#### GIVEN TASK:
Would you transcribe all of the data exactly, down to the last character?

#### STORED DATA:
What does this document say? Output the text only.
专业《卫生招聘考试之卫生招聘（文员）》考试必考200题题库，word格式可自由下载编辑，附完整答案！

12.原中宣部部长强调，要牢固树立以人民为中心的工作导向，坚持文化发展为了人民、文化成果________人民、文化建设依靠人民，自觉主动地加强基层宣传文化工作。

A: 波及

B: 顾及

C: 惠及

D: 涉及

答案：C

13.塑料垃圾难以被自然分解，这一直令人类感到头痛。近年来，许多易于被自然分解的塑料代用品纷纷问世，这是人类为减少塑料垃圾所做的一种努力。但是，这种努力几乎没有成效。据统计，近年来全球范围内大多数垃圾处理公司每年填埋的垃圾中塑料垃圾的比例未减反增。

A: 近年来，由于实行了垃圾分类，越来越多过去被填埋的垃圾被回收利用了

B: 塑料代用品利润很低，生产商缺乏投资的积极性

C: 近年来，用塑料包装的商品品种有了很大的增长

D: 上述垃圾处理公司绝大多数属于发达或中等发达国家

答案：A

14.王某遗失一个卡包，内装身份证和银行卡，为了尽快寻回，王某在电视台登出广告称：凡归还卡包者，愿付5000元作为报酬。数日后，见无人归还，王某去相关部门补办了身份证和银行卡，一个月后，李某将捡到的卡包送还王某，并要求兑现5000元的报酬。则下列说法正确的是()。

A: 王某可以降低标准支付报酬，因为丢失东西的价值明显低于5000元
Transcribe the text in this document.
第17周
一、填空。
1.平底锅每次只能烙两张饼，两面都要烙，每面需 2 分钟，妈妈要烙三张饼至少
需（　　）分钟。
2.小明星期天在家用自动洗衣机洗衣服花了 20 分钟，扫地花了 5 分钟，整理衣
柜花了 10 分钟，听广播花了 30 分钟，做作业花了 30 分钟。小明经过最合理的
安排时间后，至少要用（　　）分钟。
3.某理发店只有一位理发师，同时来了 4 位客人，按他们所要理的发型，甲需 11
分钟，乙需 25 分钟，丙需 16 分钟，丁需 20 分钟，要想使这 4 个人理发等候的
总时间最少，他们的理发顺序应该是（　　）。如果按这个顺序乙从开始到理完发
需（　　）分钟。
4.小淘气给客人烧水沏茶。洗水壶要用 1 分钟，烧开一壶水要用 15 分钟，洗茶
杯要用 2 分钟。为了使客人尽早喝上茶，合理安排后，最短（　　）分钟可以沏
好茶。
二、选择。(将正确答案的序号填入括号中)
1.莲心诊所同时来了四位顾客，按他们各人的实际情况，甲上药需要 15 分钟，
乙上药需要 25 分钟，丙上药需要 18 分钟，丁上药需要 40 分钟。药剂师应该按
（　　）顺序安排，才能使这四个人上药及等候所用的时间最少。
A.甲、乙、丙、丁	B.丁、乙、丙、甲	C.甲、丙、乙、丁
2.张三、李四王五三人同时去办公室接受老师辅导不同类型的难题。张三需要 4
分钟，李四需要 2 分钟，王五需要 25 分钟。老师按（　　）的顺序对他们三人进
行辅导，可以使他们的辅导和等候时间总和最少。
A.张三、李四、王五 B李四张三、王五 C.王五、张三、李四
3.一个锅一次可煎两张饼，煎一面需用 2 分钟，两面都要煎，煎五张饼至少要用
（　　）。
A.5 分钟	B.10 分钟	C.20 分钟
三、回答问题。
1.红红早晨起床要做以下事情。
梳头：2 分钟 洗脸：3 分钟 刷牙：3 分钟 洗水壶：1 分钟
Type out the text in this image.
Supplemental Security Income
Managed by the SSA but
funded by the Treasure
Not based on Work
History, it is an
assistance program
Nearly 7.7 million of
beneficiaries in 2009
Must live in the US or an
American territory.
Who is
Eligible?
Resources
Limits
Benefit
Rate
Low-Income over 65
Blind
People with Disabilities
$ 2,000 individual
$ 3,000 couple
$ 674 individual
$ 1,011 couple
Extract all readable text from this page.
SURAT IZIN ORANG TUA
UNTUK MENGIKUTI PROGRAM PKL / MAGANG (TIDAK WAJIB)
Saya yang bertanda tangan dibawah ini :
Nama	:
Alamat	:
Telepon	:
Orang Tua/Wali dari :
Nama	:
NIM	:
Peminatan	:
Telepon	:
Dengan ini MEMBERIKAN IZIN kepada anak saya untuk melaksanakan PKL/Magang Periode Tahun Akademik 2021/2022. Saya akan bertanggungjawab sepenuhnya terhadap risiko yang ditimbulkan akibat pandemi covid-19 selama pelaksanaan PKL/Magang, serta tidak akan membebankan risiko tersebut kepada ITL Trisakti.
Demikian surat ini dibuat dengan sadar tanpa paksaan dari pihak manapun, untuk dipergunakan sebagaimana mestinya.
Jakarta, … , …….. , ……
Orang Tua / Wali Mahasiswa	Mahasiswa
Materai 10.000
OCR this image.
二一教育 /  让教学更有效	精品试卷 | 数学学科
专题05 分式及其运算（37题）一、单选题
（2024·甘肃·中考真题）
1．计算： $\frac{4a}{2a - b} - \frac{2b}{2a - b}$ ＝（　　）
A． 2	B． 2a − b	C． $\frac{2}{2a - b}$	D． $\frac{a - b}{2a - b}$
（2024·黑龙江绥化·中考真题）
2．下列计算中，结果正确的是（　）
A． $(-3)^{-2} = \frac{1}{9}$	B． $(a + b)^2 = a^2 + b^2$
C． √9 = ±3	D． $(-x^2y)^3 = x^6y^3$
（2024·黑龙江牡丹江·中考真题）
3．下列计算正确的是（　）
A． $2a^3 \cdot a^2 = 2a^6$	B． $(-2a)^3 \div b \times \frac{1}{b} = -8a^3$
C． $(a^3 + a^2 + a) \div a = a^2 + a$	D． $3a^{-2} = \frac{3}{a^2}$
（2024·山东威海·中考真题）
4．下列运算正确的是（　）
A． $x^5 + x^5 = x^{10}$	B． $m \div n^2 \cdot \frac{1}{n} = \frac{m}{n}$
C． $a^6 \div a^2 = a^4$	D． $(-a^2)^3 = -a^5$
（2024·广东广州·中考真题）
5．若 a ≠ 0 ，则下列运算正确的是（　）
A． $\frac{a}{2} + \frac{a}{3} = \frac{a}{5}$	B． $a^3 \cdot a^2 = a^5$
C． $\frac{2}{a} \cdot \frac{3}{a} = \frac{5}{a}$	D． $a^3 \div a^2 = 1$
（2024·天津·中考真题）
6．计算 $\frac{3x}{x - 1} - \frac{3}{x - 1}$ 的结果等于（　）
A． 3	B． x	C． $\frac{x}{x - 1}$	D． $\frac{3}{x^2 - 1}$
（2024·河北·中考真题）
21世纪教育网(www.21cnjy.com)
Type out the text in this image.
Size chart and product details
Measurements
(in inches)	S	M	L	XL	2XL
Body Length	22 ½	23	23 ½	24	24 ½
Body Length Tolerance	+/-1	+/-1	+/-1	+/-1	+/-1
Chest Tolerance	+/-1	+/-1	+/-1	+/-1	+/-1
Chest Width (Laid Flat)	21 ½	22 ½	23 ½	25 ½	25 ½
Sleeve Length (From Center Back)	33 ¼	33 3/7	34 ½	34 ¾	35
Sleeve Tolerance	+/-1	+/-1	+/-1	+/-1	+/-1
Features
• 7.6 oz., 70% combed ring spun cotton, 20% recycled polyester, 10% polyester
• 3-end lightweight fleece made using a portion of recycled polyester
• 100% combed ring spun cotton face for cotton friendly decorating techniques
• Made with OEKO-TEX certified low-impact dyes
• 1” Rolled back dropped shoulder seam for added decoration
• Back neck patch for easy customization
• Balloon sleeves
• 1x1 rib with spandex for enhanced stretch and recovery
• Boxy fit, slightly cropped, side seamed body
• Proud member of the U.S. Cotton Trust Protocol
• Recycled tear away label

#### EXERCISE ANSWER:
What does this document say? Output the text only.
专业《卫生招聘考试之卫生招聘（文员）》考试必考200题题库，word格式可自由下载编辑，附完整答案！

12.原中宣部部长强调，要牢固树立以人民为中心的工作导向，坚持文化发展为了人民、文化成果________人民、文化建设依靠人民，自觉主动地加强基层宣传文化工作。

A: 波及

B: 顾及

C: 惠及

D: 涉及

答案：C

13.塑料垃圾难以被自然分解，这一直令人类感到头痛。近年来，许多易于被自然分解的塑料代用品纷纷问世，这是人类为减少塑料垃圾所做的一种努力。但是，这种努力几乎没有成效。据统计，近年来全球范围内大多数垃圾处理公司每年填埋的垃圾中塑料垃圾的比例未减反增。

A: 近年来，由于实行了垃圾分类，越来越多过去被填埋的垃圾被回收利用了

B: 塑料代用品利润很低，生产商缺乏投资的积极性

C: 近年来，用塑料包装的商品品种有了很大的增长

D: 上述垃圾处理公司绝大多数属于发达或中等发达国家

答案：A

14.王某遗失一个卡包，内装身份证和银行卡，为了尽快寻回，王某在电视台登出广告称：凡归还卡包者，愿付5000元作为报酬。数日后，见无人归还，王某去相关部门补办了身份证和银行卡，一个月后，李某将捡到的卡包送还王某，并要求兑现5000元的报酬。则下列说法正确的是()。

A: 王某可以降低标准支付报酬，因为丢失东西的价值明显低于5000元
Transcribe the text in this document.
第17周
一、填空。
1.平底锅每次只能烙两张饼，两面都要烙，每面需 2 分钟，妈妈要烙三张饼至少
需（　　）分钟。
2.小明星期天在家用自动洗衣机洗衣服花了 20 分钟，扫地花了 5 分钟，整理衣
柜花了 10 分钟，听广播花了 30 分钟，做作业花了 30 分钟。小明经过最合理的
安排时间后，至少要用（　　）分钟。
3.某理发店只有一位理发师，同时来了 4 位客人，按他们所要理的发型，甲需 11
分钟，乙需 25 分钟，丙需 16 分钟，丁需 20 分钟，要想使这 4 个人理发等候的
总时间最少，他们的理发顺序应该是（　　）。如果按这个顺序乙从开始到理完发
需（　　）分钟。
4.小淘气给客人烧水沏茶。洗水壶要用 1 分钟，烧开一壶水要用 15 分钟，洗茶
杯要用 2 分钟。为了使客人尽早喝上茶，合理安排后，最短（　　）分钟可以沏
好茶。
二、选择。(将正确答案的序号填入括号中)
1.莲心诊所同时来了四位顾客，按他们各人的实际情况，甲上药需要 15 分钟，
乙上药需要 25 分钟，丙上药需要 18 分钟，丁上药需要 40 分钟。药剂师应该按
（　　）顺序安排，才能使这四个人上药及等候所用的时间最少。
A.甲、乙、丙、丁	B.丁、乙、丙、甲	C.甲、丙、乙、丁
2.张三、李四王五三人同时去办公室接受老师辅导不同类型的难题。张三需要 4
分钟，李四需要 2 分钟，王五需要 25 分钟。老师按（　　）的顺序对他们三人进
行辅导，可以使他们的辅导和等候时间总和最少。
A.张三、李四、王五 B李四张三、王五 C.王五、张三、李四
3.一个锅一次可煎两张饼，煎一面需用 2 分钟，两面都要煎，煎五张饼至少要用
（　　）。
A.5 分钟	B.10 分钟	C.20 分钟
三、回答问题。
1.红红早晨起床要做以下事情。
梳头：2 分钟 洗脸：3 分钟 刷牙：3 分钟 洗水壶：1 分钟
Type out the text in this image.
Supplemental Security Income
Managed by the SSA but
funded by the Treasure
Not based on Work
History, it is an
assistance program
Nearly 7.7 million of
beneficiaries in 2009
Must live in the US or an
American territory.
Who is
Eligible?
Resources
Limits
Benefit
Rate
Low-Income over 65
Blind
People with Disabilities
$ 2,000 individual
$ 3,000 couple
$ 674 individual
$ 1,011 couple
Extract all readable text from this page.
SURAT IZIN ORANG TUA
UNTUK MENGIKUTI PROGRAM PKL / MAGANG (TIDAK WAJIB)
Saya yang bertanda tangan dibawah ini :
Nama	:
Alamat	:
Telepon	:
Orang Tua/Wali dari :
Nama	:
NIM	:
Peminatan	:
Telepon	:
Dengan ini MEMBERIKAN IZIN kepada anak saya untuk melaksanakan PKL/Magang Periode Tahun Akademik 2021/2022. Saya akan bertanggungjawab sepenuhnya terhadap risiko yang ditimbulkan akibat pandemi covid-19 selama pelaksanaan PKL/Magang, serta tidak akan membebankan risiko tersebut kepada ITL Trisakti.
Demikian surat ini dibuat dengan sadar tanpa paksaan dari pihak manapun, untuk dipergunakan sebagaimana mestinya.
Jakarta, … , …….. , ……
Orang Tua / Wali Mahasiswa	Mahasiswa
Materai 10.000
OCR this image.
二一教育 /  让教学更有效	精品试卷 | 数学学科
专题05 分式及其运算（37题）一、单选题
（2024·甘肃·中考真题）
1．计算： $\frac{4a}{2a - b} - \frac{2b}{2a - b}$ ＝（　　）
A． 2	B． 2a − b	C． $\frac{2}{2a - b}$	D． $\frac{a - b}{2a - b}$
（2024·黑龙江绥化·中考真题）
2．下列计算中，结果正确的是（　）
A． $(-3)^{-2} = \frac{1}{9}$	B． $(a + b)^2 = a^2 + b^2$
C． √9 = ±3	D． $(-x^2y)^3 = x^6y^3$
（2024·黑龙江牡丹江·中考真题）
3．下列计算正确的是（　）
A． $2a^3 \cdot a^2 = 2a^6$	B． $(-2a)^3 \div b \times \frac{1}{b} = -8a^3$
C． $(a^3 + a^2 + a) \div a = a^2 + a$	D． $3a^{-2} = \frac{3}{a^2}$
（2024·山东威海·中考真题）
4．下列运算正确的是（　）
A． $x^5 + x^5 = x^{10}$	B． $m \div n^2 \cdot \frac{1}{n} = \frac{m}{n}$
C． $a^6 \div a^2 = a^4$	D． $(-a^2)^3 = -a^5$
（2024·广东广州·中考真题）
5．若 a ≠ 0 ，则下列运算正确的是（　）
A． $\frac{a}{2} + \frac{a}{3} = \frac{a}{5}$	B． $a^3 \cdot a^2 = a^5$
C． $\frac{2}{a} \cdot \frac{3}{a} = \frac{5}{a}$	D． $a^3 \div a^2 = 1$
（2024·天津·中考真题）
6．计算 $\frac{3x}{x - 1} - \frac{3}{x - 1}$ 的结果等于（　）
A． 3	B． x	C． $\frac{x}{x - 1}$	D． $\frac{3}{x^2 - 1}$
（2024·河北·中考真题）
21世纪教育网(www.21cnjy.com)
Type out the text in this image.
Size chart and product details
Measurements
(in inches)	S	M	L	XL	2XL
Body Length	22 ½	23	23 ½	24	24 ½
Body Length Tolerance	+/-1	+/-1	+/-1	+/-1	+/-1
Chest Tolerance	+/-1	+/-1	+/-1	+/-1	+/-1
Chest Width (Laid Flat)	21 ½	22 ½	23 ½	25 ½	25 ½
Sleeve Length (From Center Back)	33 ¼	33 3/7	34 ½	34 ¾	35
Sleeve Tolerance	+/-1	+/-1	+/-1	+/-1	+/-1
Features
• 7.6 oz., 70% combed ring spun cotton, 20% recycled polyester, 10% polyester
• 3-end lightweight fleece made using a portion of recycled polyester
• 100% combed ring spun cotton face for cotton friendly decorating techniques
• Made with OEKO-TEX certified low-impact dyes
• 1” Rolled back dropped shoulder seam for added decoration
• Back neck patch for easy customization
• Balloon sleeves
• 1x1 rib with spandex for enhanced stretch and recovery
• Boxy fit, slightly cropped, side seamed body
• Proud member of the U.S. Cotton Trust Protocol
• Recycled tear away label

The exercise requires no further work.